» **Problem to solve**: Check each line of the listing, and copy it if it contains the word "cdot".

** begin Input **

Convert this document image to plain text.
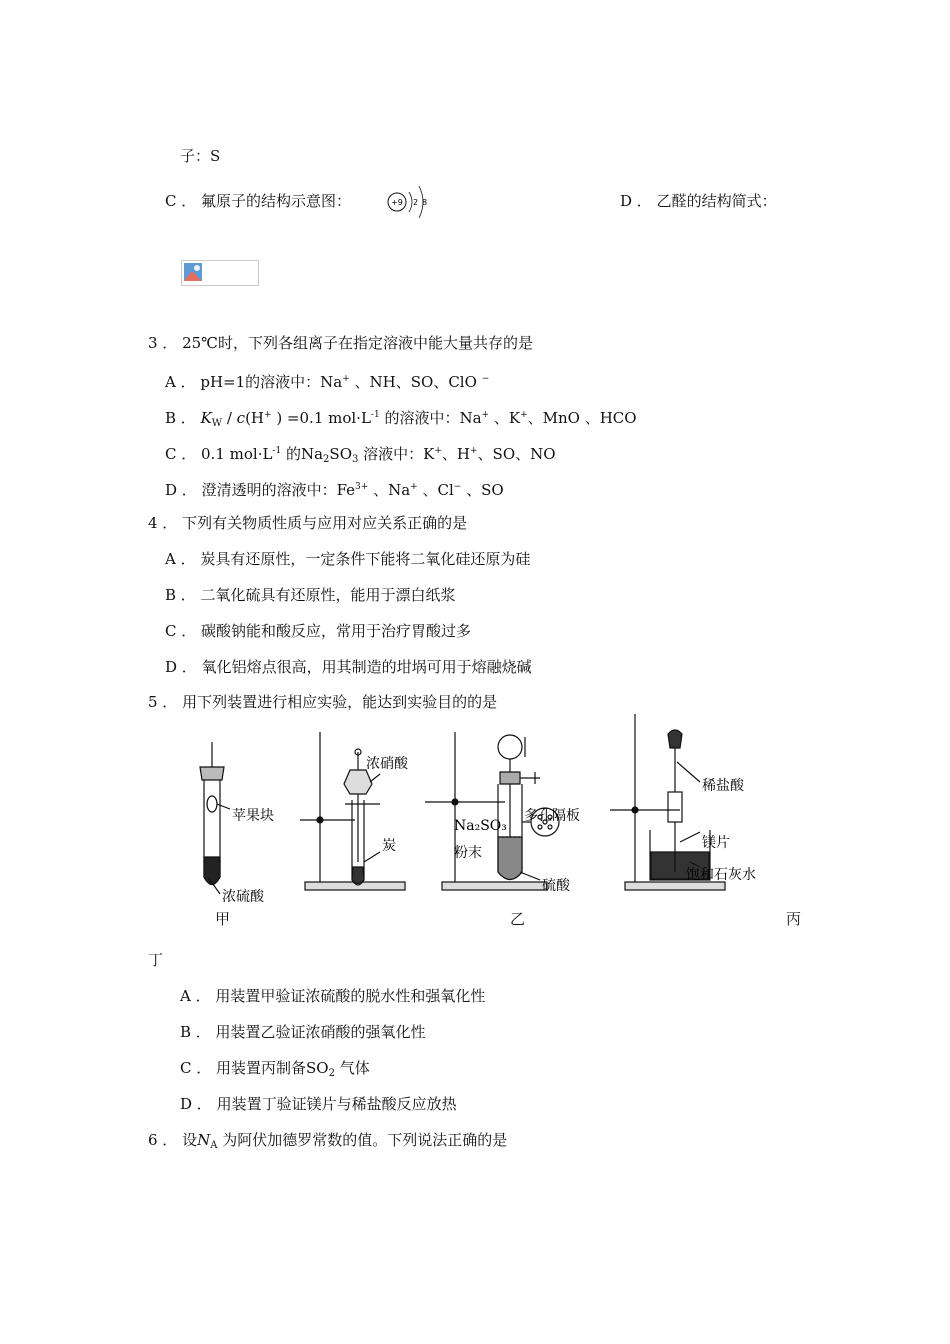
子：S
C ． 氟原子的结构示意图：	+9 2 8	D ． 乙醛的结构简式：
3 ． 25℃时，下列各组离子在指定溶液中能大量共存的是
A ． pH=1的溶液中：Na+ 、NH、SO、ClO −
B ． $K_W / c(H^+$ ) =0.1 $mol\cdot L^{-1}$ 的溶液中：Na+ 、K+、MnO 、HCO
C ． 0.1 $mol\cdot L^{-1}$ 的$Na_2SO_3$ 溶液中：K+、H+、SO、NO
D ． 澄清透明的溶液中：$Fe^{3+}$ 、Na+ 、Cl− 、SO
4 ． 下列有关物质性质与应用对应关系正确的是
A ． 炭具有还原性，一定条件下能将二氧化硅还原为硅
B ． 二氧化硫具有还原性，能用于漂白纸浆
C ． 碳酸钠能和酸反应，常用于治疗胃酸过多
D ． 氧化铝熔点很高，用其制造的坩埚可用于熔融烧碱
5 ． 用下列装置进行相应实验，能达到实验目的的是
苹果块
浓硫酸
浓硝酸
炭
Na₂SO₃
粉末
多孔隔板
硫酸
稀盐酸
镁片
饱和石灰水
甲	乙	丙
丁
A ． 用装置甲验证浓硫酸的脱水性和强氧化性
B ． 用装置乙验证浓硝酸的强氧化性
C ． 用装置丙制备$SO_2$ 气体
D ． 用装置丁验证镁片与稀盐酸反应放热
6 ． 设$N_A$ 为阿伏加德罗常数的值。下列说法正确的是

** end Input **
** begin Input **

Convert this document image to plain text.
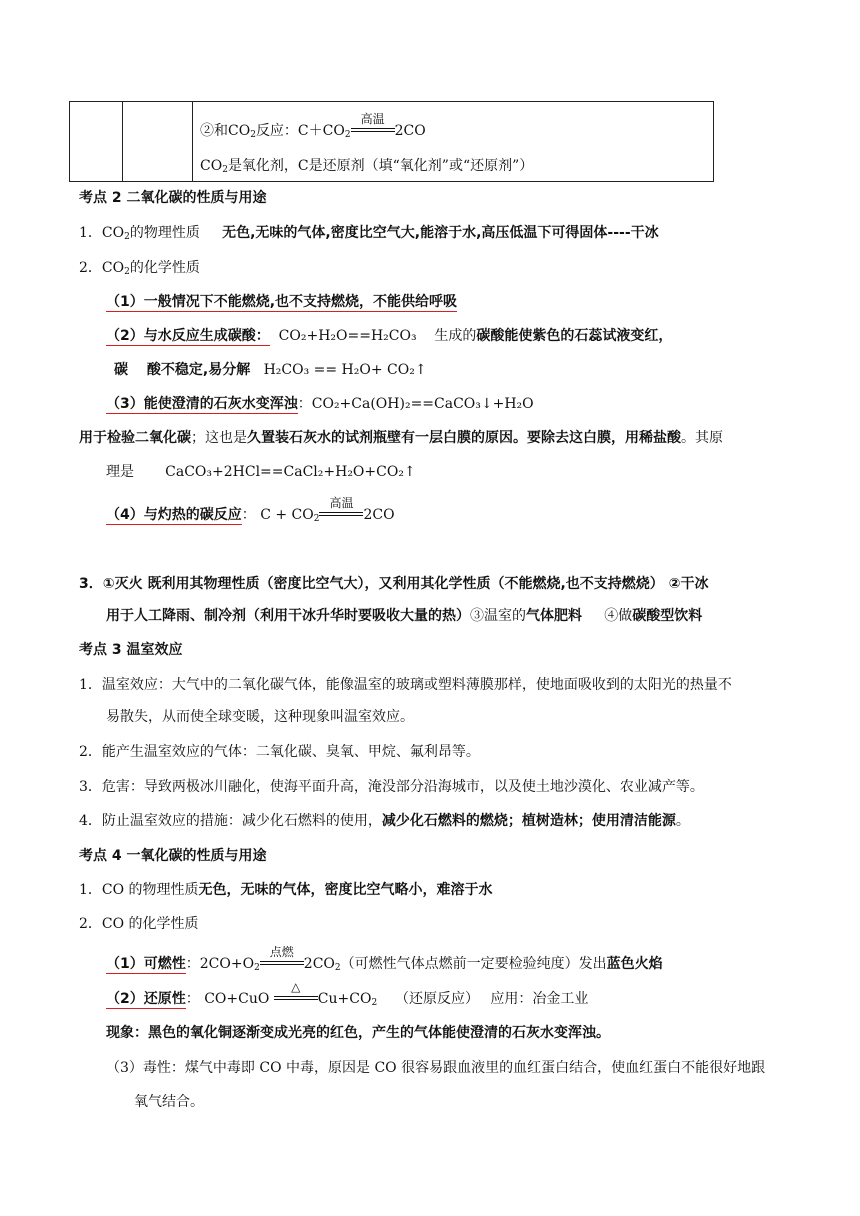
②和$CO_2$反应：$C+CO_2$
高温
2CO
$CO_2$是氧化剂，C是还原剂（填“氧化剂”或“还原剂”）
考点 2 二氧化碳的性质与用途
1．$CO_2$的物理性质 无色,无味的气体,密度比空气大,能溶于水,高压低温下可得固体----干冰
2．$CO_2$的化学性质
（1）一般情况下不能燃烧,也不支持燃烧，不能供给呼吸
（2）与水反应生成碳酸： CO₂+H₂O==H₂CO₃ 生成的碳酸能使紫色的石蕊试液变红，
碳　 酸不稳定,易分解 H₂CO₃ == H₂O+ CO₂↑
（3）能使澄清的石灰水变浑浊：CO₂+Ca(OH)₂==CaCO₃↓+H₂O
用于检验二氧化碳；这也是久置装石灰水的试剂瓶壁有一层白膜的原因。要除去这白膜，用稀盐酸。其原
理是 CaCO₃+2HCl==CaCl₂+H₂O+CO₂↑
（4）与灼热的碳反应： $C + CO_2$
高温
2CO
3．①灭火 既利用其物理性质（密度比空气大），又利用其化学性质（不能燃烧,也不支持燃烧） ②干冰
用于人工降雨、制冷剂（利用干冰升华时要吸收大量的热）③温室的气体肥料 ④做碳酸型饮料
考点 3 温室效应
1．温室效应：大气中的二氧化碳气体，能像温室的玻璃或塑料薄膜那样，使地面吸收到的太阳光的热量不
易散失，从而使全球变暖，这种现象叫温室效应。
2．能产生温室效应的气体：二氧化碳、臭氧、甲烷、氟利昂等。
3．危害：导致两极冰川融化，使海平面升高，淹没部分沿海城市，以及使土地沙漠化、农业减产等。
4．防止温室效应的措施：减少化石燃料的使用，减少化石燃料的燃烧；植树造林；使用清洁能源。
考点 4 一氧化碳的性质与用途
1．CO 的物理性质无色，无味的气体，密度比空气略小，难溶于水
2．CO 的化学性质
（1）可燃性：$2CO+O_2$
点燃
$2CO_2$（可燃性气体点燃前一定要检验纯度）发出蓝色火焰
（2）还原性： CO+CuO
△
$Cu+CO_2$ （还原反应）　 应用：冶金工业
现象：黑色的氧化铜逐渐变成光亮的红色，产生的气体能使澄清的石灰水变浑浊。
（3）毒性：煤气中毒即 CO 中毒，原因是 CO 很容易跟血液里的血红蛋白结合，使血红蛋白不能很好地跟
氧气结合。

** end Input **

» **Solution to this exercise**:
B ． $K_W / c(H^+$ ) =0.1 $mol\cdot L^{-1}$ 的溶液中：Na+ 、K+、MnO 、HCO
C ． 0.1 $mol\cdot L^{-1}$ 的$Na_2SO_3$ 溶液中：K+、H+、SO、NO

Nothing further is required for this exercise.